Text passage »
*** Block opens ***

Dr. Wilmer J. Leon III

On this past Saturday, October 3, 2009 a 16 year old African American honor student, Derrion Albert was laid to rest in Chicago. This young man was beaten to death in the street while walking from school to the bus stop. Silvanus Shannon, 19, Eugene Riley, 18, Eric Carson, 16, and Eugene Bailey, 18, have all been charged with first-degree murder in Derrion’s death.

As I watched the video of this young man being beaten to death with a railroad tie I asked myself what could compel four young African American men to engage in such a wanton and willful murderous act? How could these young men have such disregard for another human being’s life that they would beat him to his death, in the street, in broad day light? What is the basis of their rage, their anger?

I then asked myself, where are their fathers? I made an assumption and came to the conclusion that their fathers must be absent, not active or engaged in their lives. This antisocial rage, this anger is probably in part a response to their being raised without the benefit of knowing the love of their fathers. If these young men were asked to explain what drove them to this act; they most likely would not be able to articulate a clear response. They probably do not know. If they do know, they would be too ashamed to say.

*** Block closes ***

Task item »
Could you copy the passage on Derrion Albert's death word for word, starting at "Dr. Wilmer J." and ending at "in Derrion’s death."?

Information shown »
*** Block opens ***

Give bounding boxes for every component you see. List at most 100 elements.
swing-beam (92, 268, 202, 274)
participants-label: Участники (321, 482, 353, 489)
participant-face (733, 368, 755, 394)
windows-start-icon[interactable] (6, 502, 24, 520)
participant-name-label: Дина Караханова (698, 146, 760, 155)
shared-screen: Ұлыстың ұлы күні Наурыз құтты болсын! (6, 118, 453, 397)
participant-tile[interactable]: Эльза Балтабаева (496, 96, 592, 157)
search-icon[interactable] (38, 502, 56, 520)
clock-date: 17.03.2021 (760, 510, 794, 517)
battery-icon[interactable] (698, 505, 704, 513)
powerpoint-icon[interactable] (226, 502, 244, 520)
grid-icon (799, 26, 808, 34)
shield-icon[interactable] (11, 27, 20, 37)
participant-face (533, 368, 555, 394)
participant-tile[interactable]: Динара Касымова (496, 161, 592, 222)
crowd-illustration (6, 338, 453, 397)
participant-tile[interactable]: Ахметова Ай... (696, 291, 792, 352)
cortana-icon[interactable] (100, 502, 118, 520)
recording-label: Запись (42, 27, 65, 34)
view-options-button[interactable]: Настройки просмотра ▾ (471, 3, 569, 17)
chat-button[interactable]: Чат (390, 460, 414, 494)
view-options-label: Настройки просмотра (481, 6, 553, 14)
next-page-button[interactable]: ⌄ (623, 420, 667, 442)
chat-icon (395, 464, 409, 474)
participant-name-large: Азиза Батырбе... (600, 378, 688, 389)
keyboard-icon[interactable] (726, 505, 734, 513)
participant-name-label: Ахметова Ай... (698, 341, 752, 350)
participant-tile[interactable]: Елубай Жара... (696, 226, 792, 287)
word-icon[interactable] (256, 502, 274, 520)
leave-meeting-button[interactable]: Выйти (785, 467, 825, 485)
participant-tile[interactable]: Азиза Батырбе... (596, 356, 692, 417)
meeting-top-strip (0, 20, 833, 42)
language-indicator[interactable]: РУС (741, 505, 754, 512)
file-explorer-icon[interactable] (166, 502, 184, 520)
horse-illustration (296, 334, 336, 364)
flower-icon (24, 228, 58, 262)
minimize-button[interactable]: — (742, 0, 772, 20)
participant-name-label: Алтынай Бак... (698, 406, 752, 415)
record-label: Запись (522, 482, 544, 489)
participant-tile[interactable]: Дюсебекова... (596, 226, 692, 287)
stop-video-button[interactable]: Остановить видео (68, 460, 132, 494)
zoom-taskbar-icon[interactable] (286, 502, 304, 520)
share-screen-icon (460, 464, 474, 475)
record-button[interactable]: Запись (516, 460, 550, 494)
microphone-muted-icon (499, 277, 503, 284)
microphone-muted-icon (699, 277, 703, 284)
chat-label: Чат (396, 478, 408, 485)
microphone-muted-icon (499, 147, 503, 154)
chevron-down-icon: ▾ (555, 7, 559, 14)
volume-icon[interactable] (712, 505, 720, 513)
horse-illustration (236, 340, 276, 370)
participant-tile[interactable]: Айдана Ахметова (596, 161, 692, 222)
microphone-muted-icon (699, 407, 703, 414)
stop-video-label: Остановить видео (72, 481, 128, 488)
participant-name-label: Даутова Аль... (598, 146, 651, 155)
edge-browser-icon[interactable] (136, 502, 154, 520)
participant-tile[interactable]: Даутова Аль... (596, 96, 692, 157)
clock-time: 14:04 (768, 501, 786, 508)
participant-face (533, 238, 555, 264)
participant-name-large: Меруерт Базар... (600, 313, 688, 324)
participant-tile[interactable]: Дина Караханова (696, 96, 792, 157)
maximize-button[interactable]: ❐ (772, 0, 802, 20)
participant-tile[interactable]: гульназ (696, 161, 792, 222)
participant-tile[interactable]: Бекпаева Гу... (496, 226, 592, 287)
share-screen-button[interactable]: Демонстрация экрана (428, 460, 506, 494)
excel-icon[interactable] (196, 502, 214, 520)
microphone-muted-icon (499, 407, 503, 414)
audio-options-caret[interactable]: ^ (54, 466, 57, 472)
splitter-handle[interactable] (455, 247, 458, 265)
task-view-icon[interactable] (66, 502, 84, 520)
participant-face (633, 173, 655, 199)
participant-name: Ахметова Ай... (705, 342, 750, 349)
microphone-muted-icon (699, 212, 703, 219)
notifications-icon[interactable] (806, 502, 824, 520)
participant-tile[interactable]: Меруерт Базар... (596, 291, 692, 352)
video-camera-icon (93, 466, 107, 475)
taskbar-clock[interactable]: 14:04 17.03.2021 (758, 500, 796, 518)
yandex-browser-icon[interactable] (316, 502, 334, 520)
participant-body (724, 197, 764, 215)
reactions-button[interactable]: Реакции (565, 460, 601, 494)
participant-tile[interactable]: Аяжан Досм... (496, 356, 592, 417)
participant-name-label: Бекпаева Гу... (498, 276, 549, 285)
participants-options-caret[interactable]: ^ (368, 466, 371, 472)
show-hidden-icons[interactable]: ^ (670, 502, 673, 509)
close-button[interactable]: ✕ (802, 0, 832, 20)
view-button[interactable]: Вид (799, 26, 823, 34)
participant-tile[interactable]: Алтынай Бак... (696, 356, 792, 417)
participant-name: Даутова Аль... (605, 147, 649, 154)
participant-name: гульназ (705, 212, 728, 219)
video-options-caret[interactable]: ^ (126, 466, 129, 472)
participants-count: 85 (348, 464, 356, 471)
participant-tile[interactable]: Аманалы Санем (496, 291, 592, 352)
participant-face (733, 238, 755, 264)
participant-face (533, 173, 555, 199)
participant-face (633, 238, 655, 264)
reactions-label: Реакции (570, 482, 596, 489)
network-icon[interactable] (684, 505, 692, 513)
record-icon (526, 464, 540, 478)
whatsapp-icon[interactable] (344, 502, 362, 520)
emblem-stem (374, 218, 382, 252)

*** Block closes ***

Final answer »
Dr. Wilmer J. Leon III

On this past Saturday, October 3, 2009 a 16 year old African American honor student, Derrion Albert was laid to rest in Chicago. This young man was beaten to death in the street while walking from school to the bus stop. Silvanus Shannon, 19, Eugene Riley, 18, Eric Carson, 16, and Eugene Bailey, 18, have all been charged with first-degree murder in Derrion’s death.